[Dataset items]
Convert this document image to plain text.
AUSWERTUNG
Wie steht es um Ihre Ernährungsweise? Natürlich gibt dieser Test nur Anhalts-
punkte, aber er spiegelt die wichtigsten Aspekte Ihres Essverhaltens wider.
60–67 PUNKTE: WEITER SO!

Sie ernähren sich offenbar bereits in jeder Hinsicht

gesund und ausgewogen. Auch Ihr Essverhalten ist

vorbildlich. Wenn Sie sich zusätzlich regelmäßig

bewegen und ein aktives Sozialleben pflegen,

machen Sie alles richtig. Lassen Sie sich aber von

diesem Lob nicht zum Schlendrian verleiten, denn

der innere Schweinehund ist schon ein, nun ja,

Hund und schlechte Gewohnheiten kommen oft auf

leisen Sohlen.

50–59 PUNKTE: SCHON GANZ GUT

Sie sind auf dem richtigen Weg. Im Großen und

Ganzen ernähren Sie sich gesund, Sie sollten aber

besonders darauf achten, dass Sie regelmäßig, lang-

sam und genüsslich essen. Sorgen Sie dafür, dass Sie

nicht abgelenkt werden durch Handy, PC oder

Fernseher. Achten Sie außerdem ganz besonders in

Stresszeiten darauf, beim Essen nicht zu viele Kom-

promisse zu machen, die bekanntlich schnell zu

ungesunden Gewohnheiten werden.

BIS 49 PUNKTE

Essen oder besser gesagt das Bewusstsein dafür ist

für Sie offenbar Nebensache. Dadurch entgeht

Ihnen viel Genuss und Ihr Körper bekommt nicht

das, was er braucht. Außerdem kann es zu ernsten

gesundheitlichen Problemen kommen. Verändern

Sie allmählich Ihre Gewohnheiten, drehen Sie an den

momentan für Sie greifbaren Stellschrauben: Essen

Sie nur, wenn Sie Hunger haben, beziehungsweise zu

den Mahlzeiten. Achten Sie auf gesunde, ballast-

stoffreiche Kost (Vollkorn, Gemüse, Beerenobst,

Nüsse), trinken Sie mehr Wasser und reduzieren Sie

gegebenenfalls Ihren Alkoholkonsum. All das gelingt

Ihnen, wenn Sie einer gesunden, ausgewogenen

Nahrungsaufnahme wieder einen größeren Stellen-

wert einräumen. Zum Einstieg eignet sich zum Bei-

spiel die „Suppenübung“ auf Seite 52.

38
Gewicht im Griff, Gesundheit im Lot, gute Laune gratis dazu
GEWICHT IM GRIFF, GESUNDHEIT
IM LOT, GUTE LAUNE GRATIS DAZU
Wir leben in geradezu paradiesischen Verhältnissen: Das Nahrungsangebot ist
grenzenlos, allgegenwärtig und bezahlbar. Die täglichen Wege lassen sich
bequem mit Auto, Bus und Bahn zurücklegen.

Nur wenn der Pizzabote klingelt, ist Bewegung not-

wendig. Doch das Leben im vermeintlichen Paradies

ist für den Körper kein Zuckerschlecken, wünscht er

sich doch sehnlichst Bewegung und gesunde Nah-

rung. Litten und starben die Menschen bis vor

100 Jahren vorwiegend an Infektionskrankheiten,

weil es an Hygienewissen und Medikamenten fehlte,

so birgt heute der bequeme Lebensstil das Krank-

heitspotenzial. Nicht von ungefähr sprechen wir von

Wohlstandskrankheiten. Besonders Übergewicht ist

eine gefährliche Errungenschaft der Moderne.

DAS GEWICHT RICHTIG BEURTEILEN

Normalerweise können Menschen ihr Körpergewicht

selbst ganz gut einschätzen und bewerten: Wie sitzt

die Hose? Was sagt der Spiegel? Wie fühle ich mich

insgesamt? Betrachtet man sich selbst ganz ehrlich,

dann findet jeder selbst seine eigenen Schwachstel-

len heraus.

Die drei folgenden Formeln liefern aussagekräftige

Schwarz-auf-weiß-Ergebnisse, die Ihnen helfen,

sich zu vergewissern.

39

To do - Copy out the material word for word and line for line.

Expected output -
Convert this document image to plain text.
AUSWERTUNG
Wie steht es um Ihre Ernährungsweise? Natürlich gibt dieser Test nur Anhalts-
punkte, aber er spiegelt die wichtigsten Aspekte Ihres Essverhaltens wider.
60–67 PUNKTE: WEITER SO!

Sie ernähren sich offenbar bereits in jeder Hinsicht

gesund und ausgewogen. Auch Ihr Essverhalten ist

vorbildlich. Wenn Sie sich zusätzlich regelmäßig

bewegen und ein aktives Sozialleben pflegen,

machen Sie alles richtig. Lassen Sie sich aber von

diesem Lob nicht zum Schlendrian verleiten, denn

der innere Schweinehund ist schon ein, nun ja,

Hund und schlechte Gewohnheiten kommen oft auf

leisen Sohlen.

50–59 PUNKTE: SCHON GANZ GUT

Sie sind auf dem richtigen Weg. Im Großen und

Ganzen ernähren Sie sich gesund, Sie sollten aber

besonders darauf achten, dass Sie regelmäßig, lang-

sam und genüsslich essen. Sorgen Sie dafür, dass Sie

nicht abgelenkt werden durch Handy, PC oder

Fernseher. Achten Sie außerdem ganz besonders in

Stresszeiten darauf, beim Essen nicht zu viele Kom-

promisse zu machen, die bekanntlich schnell zu

ungesunden Gewohnheiten werden.

BIS 49 PUNKTE

Essen oder besser gesagt das Bewusstsein dafür ist

für Sie offenbar Nebensache. Dadurch entgeht

Ihnen viel Genuss und Ihr Körper bekommt nicht

das, was er braucht. Außerdem kann es zu ernsten

gesundheitlichen Problemen kommen. Verändern

Sie allmählich Ihre Gewohnheiten, drehen Sie an den

momentan für Sie greifbaren Stellschrauben: Essen

Sie nur, wenn Sie Hunger haben, beziehungsweise zu

den Mahlzeiten. Achten Sie auf gesunde, ballast-

stoffreiche Kost (Vollkorn, Gemüse, Beerenobst,

Nüsse), trinken Sie mehr Wasser und reduzieren Sie

gegebenenfalls Ihren Alkoholkonsum. All das gelingt

Ihnen, wenn Sie einer gesunden, ausgewogenen

Nahrungsaufnahme wieder einen größeren Stellen-

wert einräumen. Zum Einstieg eignet sich zum Bei-

spiel die „Suppenübung“ auf Seite 52.

38
Gewicht im Griff, Gesundheit im Lot, gute Laune gratis dazu
GEWICHT IM GRIFF, GESUNDHEIT
IM LOT, GUTE LAUNE GRATIS DAZU
Wir leben in geradezu paradiesischen Verhältnissen: Das Nahrungsangebot ist
grenzenlos, allgegenwärtig und bezahlbar. Die täglichen Wege lassen sich
bequem mit Auto, Bus und Bahn zurücklegen.

Nur wenn der Pizzabote klingelt, ist Bewegung not-

wendig. Doch das Leben im vermeintlichen Paradies

ist für den Körper kein Zuckerschlecken, wünscht er

sich doch sehnlichst Bewegung und gesunde Nah-

rung. Litten und starben die Menschen bis vor

100 Jahren vorwiegend an Infektionskrankheiten,

weil es an Hygienewissen und Medikamenten fehlte,

so birgt heute der bequeme Lebensstil das Krank-

heitspotenzial. Nicht von ungefähr sprechen wir von

Wohlstandskrankheiten. Besonders Übergewicht ist

eine gefährliche Errungenschaft der Moderne.

DAS GEWICHT RICHTIG BEURTEILEN

Normalerweise können Menschen ihr Körpergewicht

selbst ganz gut einschätzen und bewerten: Wie sitzt

die Hose? Was sagt der Spiegel? Wie fühle ich mich

insgesamt? Betrachtet man sich selbst ganz ehrlich,

dann findet jeder selbst seine eigenen Schwachstel-

len heraus.

Die drei folgenden Formeln liefern aussagekräftige

Schwarz-auf-weiß-Ergebnisse, die Ihnen helfen,

sich zu vergewissern.

39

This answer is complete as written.